Swap "objective" for "goal" in the forum thread on home-building checklists, then write out the passage that begins at "A lot of ho's" and stops after "you are a H.O.".
Start of Page
# Does anyone have a new house or addition checklist?



## Easy_rhyno (May 5, 2008)

I used to have a new home checklist that ran through everything from surveying and permits to plumbing, electrical, errosion, etc. All the way through the process. I cannot find it. Does anyone have one? Thanks!


----------



## MazalBuild (Mar 21, 2008)

If your looking for one here, i would say do your own homework and buy a f-ing book but maybe i'm just a jerk too.


----------



## john5mt (Jan 21, 2007)

Yeah its all in my head. For cost plus 40% i will share that knowledge with you:thumbup:


----------



## send_it_all (Apr 10, 2007)

MazalBuild said:


> If your looking for one here, i would say do your own homework and buy a f-ing book but *maybe i'm just a jerk too.*


It's looking that way.


----------



## MazalBuild (Mar 21, 2008)

send_it_all said:


> It's looking that way.


what should i do someone's job and run their business for them too??

maybe i can do someone's taxes too............:notworthy


----------



## Snow Man (Aug 18, 2008)

1/2 down to begin the process , next draw in 2 days , balance due upon completion. :thumbup:


----------



## ChainsawCharlie (Jan 16, 2008)

MazalBuild said:


> what should i do someone's job and run their business for them too??
> 
> maybe i can do someone's taxes too............:notworthy



Is that an offer?

My accountant just moved away.


----------



## Easy_rhyno (May 5, 2008)

MazalBuild said:


> If your looking for one here, i would say do your own homework and buy a f-ing book but maybe i'm just a jerk too.


 
Ok tough guy. That is the purpose of a forum like this. To share expertise, help others, etc. Figure it out.....if you can....or perhaps you're the one who should be reading "forum 101 for dummies".....get it? It's a f-ing book.


----------



## Snow Man (Aug 18, 2008)

Easy_rhyno said:


> Ok tough guy. That is the purpose of a forum like this. To share expertise, help others, etc. Figure it out.....if you can....or perhaps you're the one who should be reading "forum 101 for dummies".....get it? It's a f-ing book.


 A lot of ho's come here looking to steal info , we dont know who or what your objective is. Try posing it in a professioonal manner .Unless you are a H.O. 

After all , home dumpster does have home improvement seminars , which really in turn becomes job security for us g.c.'s.
They put on their sears work boots , buy a tape and mitre box and WALLH , a clusterfookdisaster


----------
End of Page
Start of Raw records
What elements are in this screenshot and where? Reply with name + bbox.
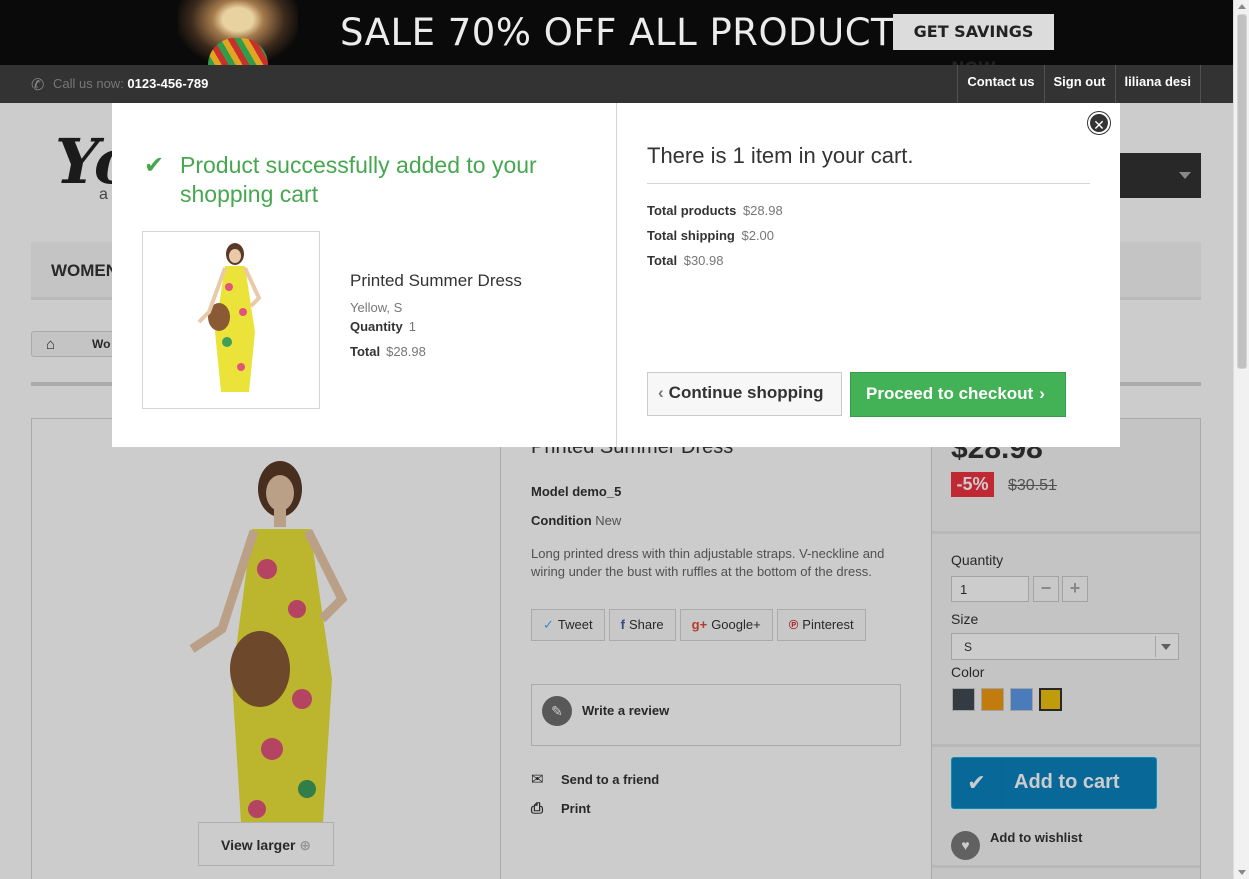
- phone-icon: ✆: [31, 77, 45, 94]
- cart-product-thumbnail: [142, 231, 320, 409]
- continue-shopping-label: Continue shopping: [668, 383, 824, 402]
- scrollbar-thumb[interactable]: [1237, 14, 1247, 369]
- divider: [647, 183, 1090, 184]
- call-us: ✆ Call us now: 0123-456-789: [31, 75, 209, 94]
- promo-banner[interactable]: SALE 70% OFF ALL PRODUCTS GET SAVINGS NO…: [0, 0, 1233, 65]
- cart-item-count: There is 1 item in your cart.: [647, 143, 914, 168]
- proceed-to-checkout-button[interactable]: Proceed to checkout ›: [850, 372, 1066, 417]
- total-shipping-row: Total shipping $2.00: [647, 228, 774, 243]
- contact-us-link[interactable]: Contact us: [957, 65, 1043, 103]
- scrollbar[interactable]: [1233, 0, 1249, 879]
- phone-number: 0123-456-789: [127, 76, 209, 91]
- modal-product-panel: ✔ Product successfully added to your sho…: [112, 103, 617, 447]
- total-products-value: $28.98: [742, 203, 783, 218]
- product-thumbnail-image: [197, 243, 262, 392]
- sign-out-link[interactable]: Sign out: [1043, 65, 1115, 103]
- success-message: ✔ Product successfully added to your sho…: [144, 151, 564, 209]
- cart-total-value: $30.98: [683, 253, 724, 268]
- cart-product-quantity: Quantity 1: [350, 319, 416, 334]
- cart-total-row: Total $30.98: [647, 253, 723, 268]
- chevron-right-icon: ›: [1039, 384, 1045, 403]
- cart-total-label: Total: [647, 253, 678, 268]
- account-link[interactable]: liliana desi: [1114, 65, 1201, 103]
- quantity-value: 1: [408, 319, 416, 334]
- close-icon[interactable]: ✕: [1088, 112, 1110, 134]
- continue-shopping-button[interactable]: ‹ Continue shopping: [647, 372, 842, 416]
- total-label: Total: [350, 344, 381, 359]
- cart-confirmation-modal: ✔ Product successfully added to your sho…: [112, 103, 1120, 447]
- proceed-checkout-label: Proceed to checkout: [866, 384, 1034, 403]
- quantity-label: Quantity: [350, 319, 403, 334]
- cart-product-attributes: Yellow, S: [350, 300, 403, 315]
- cart-product-total: Total $28.98: [350, 344, 426, 359]
- top-links: Contact us Sign out liliana desi: [957, 65, 1201, 103]
- total-shipping-value: $2.00: [741, 228, 775, 243]
- banner-headline: SALE 70% OFF ALL PRODUCTS: [340, 11, 919, 54]
- top-nav-bar: ✆ Call us now: 0123-456-789 Contact us Si…: [0, 65, 1233, 103]
- get-savings-button[interactable]: GET SAVINGS NOW: [893, 14, 1054, 65]
- cart-product-name: Printed Summer Dress: [350, 271, 522, 290]
- scroll-down-icon[interactable]: [1238, 870, 1246, 875]
- checkmark-icon: ✔: [144, 152, 165, 179]
- chevron-left-icon: ‹: [658, 383, 664, 402]
- total-products-row: Total products $28.98: [647, 203, 783, 218]
- total-value: $28.98: [386, 344, 426, 359]
- total-products-label: Total products: [647, 203, 737, 218]
- scroll-up-icon[interactable]: [1238, 4, 1246, 9]
- banner-model-image: [178, 0, 298, 65]
- call-us-label: Call us now:: [53, 76, 128, 91]
- success-text: Product successfully added to your shopp…: [180, 152, 537, 207]
- total-shipping-label: Total shipping: [647, 228, 735, 243]
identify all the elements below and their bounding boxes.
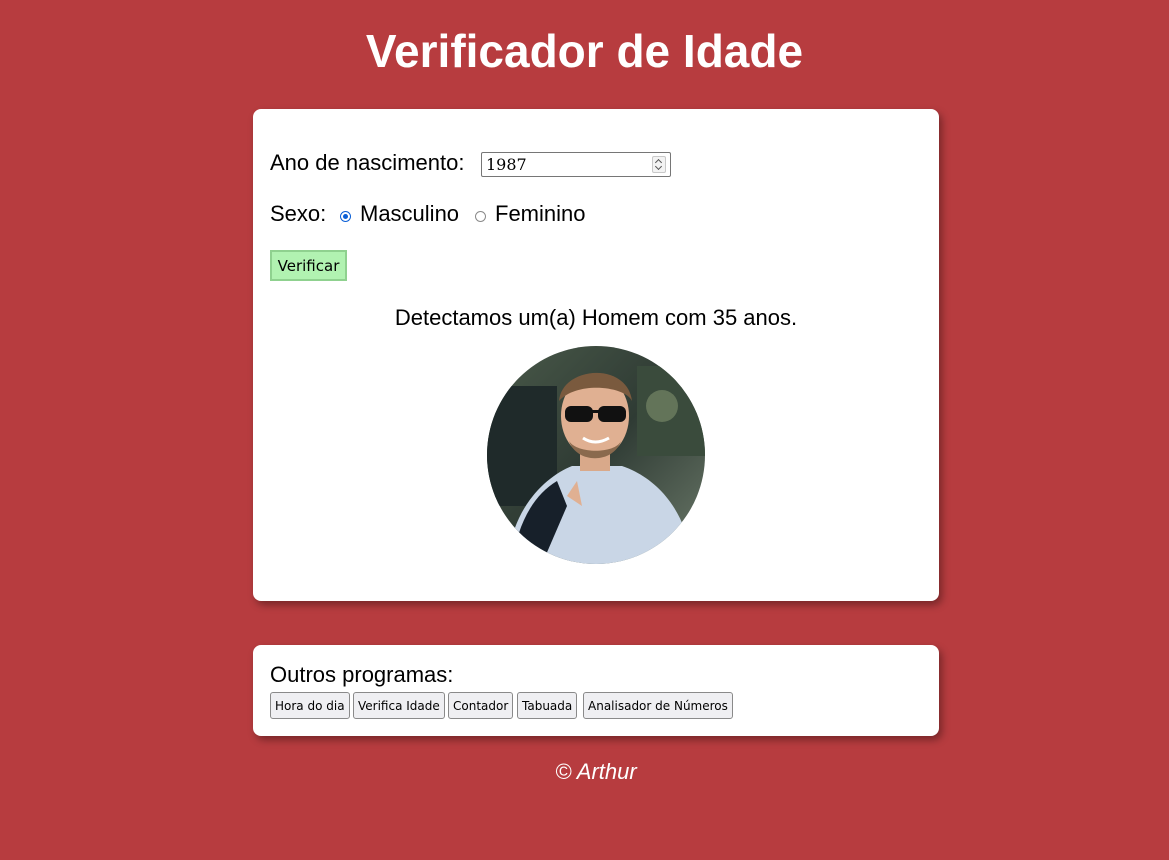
radio-feminino-label[interactable]: Feminino [495, 201, 585, 227]
man-smiling-sunglasses-photo-icon [487, 346, 705, 564]
analisador-de-numeros-button[interactable]: Analisador de Números [583, 692, 733, 719]
other-programs-card [253, 645, 939, 736]
radio-feminino[interactable] [475, 211, 486, 222]
footer-copyright: © Arthur [555, 759, 637, 784]
contador-button[interactable]: Contador [448, 692, 514, 719]
verify-button[interactable]: Verificar [270, 250, 347, 281]
hora-do-dia-button[interactable]: Hora do dia [270, 692, 350, 719]
radio-masculino[interactable] [340, 211, 351, 222]
tabuada-button[interactable]: Tabuada [517, 692, 578, 719]
verifica-idade-button[interactable]: Verifica Idade [353, 692, 445, 719]
page-title: Verificador de Idade [365, 25, 804, 77]
spinner-arrows-icon[interactable] [652, 156, 666, 173]
radio-masculino-label[interactable]: Masculino [360, 201, 459, 227]
man-photo [487, 346, 705, 564]
result-text: Detectamos um(a) Homem com 35 anos. [394, 305, 798, 330]
year-input[interactable] [481, 152, 671, 177]
other-programs-title: Outros programas: [270, 662, 454, 687]
sex-label: Sexo: [270, 201, 327, 226]
year-label: Ano de nascimento: [270, 150, 465, 175]
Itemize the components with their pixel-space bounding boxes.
End of Raw records
* [Response]:
A lot of ho's come here looking to steal info , we dont know who or what your goal is. Try posing it in a professioonal manner .Unless you are a H.O.